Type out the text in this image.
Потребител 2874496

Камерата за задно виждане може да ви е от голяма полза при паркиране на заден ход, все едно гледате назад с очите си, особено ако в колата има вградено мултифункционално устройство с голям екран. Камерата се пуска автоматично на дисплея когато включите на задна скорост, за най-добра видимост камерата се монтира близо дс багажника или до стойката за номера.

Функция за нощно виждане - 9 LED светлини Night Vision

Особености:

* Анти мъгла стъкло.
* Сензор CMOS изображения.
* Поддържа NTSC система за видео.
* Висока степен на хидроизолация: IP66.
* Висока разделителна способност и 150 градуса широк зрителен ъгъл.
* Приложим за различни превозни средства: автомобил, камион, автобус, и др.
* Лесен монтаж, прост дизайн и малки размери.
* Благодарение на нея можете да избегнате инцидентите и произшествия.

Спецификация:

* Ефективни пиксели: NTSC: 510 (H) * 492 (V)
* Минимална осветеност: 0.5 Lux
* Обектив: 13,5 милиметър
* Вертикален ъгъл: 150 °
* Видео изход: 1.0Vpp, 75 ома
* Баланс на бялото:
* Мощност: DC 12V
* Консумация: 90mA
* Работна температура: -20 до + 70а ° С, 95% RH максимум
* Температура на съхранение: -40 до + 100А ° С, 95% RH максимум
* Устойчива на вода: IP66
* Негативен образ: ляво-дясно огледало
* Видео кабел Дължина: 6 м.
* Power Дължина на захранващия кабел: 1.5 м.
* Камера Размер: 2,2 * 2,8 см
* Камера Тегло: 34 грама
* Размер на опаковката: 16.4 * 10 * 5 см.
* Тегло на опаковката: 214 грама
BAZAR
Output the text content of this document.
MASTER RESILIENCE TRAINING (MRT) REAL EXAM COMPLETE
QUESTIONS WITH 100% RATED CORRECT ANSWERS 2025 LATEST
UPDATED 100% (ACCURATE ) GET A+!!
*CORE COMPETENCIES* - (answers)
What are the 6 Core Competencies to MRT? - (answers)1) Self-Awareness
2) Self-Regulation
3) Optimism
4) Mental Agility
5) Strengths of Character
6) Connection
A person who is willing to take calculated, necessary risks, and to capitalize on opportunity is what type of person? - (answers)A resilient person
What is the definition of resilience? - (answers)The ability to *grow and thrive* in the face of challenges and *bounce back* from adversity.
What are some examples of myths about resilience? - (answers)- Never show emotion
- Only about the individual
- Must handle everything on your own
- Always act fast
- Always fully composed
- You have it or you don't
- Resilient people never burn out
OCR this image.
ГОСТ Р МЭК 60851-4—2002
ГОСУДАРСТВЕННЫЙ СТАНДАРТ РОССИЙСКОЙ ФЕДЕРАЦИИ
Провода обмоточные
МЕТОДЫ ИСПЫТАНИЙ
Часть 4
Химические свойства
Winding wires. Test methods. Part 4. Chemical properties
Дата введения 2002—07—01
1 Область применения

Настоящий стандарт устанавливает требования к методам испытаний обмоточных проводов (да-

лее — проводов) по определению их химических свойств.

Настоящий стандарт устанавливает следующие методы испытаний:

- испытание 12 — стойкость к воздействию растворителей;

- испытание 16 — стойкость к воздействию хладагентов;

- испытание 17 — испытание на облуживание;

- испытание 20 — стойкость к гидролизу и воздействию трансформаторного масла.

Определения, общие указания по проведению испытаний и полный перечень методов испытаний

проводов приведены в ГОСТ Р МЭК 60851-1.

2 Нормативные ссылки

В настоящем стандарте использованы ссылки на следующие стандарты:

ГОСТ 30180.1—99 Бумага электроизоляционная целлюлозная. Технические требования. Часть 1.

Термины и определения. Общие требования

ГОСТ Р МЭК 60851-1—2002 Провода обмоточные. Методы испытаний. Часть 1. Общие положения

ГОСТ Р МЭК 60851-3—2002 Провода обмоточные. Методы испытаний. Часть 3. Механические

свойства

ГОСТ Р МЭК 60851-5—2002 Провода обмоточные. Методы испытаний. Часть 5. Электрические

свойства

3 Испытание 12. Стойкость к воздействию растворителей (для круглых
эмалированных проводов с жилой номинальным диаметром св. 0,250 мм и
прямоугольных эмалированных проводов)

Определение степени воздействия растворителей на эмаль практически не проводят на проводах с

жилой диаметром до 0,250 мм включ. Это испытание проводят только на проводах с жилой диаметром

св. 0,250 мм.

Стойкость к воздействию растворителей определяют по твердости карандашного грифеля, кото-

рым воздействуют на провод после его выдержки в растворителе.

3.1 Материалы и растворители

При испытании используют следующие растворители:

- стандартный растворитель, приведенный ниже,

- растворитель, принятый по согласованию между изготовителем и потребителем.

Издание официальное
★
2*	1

________________________

> _WORK TO BE COMPLETED_
Extract all lines containing the word "Always".

> _RESULT_
- Always act fast
- Always fully composed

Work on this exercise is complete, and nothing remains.